▸ SET EXERCISE
Leave the pictures out, and retype all of the material exactly as written.

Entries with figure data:
——

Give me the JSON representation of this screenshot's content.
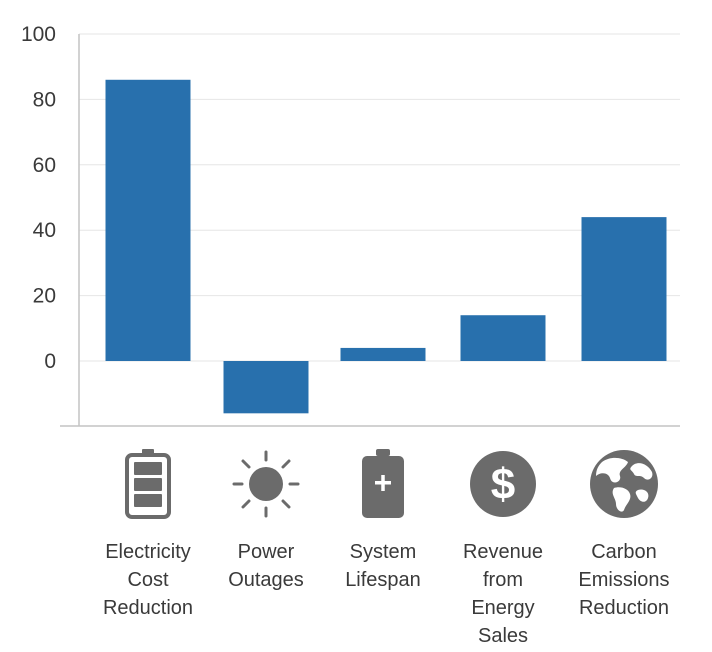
{
  "chart_data": {
    "type": "bar",
    "categories": [
      "Electricity\nCost\nReduction",
      "Power\nOutages",
      "System\nLifespan",
      "Revenue\nfrom\nEnergy\nSales",
      "Carbon\nEmissions\nReduction"
    ],
    "values": [
      86,
      -16,
      4,
      14,
      44
    ],
    "icons": [
      "battery-icon",
      "sun-icon",
      "battery-plus-icon",
      "dollar-circle-icon",
      "globe-icon"
    ],
    "y_ticks": [
      "100",
      "80",
      "60",
      "40",
      "20",
      "0"
    ],
    "ylim": [
      -20,
      100
    ],
    "grid": true,
    "colors": {
      "bar": "#2870ad",
      "icon": "#6b6b6b",
      "grid": "#e6e6e6",
      "axis": "#c4c4c4"
    }
  }
}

——

▸ EXERCISE OUTPUT
Give me the JSON representation of this screenshot's content.
{
  "chart_data": {
    "type": "bar",
    "categories": [
      "Electricity\nCost\nReduction",
      "Power\nOutages",
      "System\nLifespan",
      "Revenue\nfrom\nEnergy\nSales",
      "Carbon\nEmissions\nReduction"
    ],
    "values": [
      86,
      -16,
      4,
      14,
      44
    ],
    "icons": [
      "battery-icon",
      "sun-icon",
      "battery-plus-icon",
      "dollar-circle-icon",
      "globe-icon"
    ],
    "y_ticks": [
      "100",
      "80",
      "60",
      "40",
      "20",
      "0"
    ],
    "ylim": [
      -20,
      100
    ],
    "grid": true,
    "colors": {
      "bar": "#2870ad",
      "icon": "#6b6b6b",
      "grid": "#e6e6e6",
      "axis": "#c4c4c4"
    }
  }
}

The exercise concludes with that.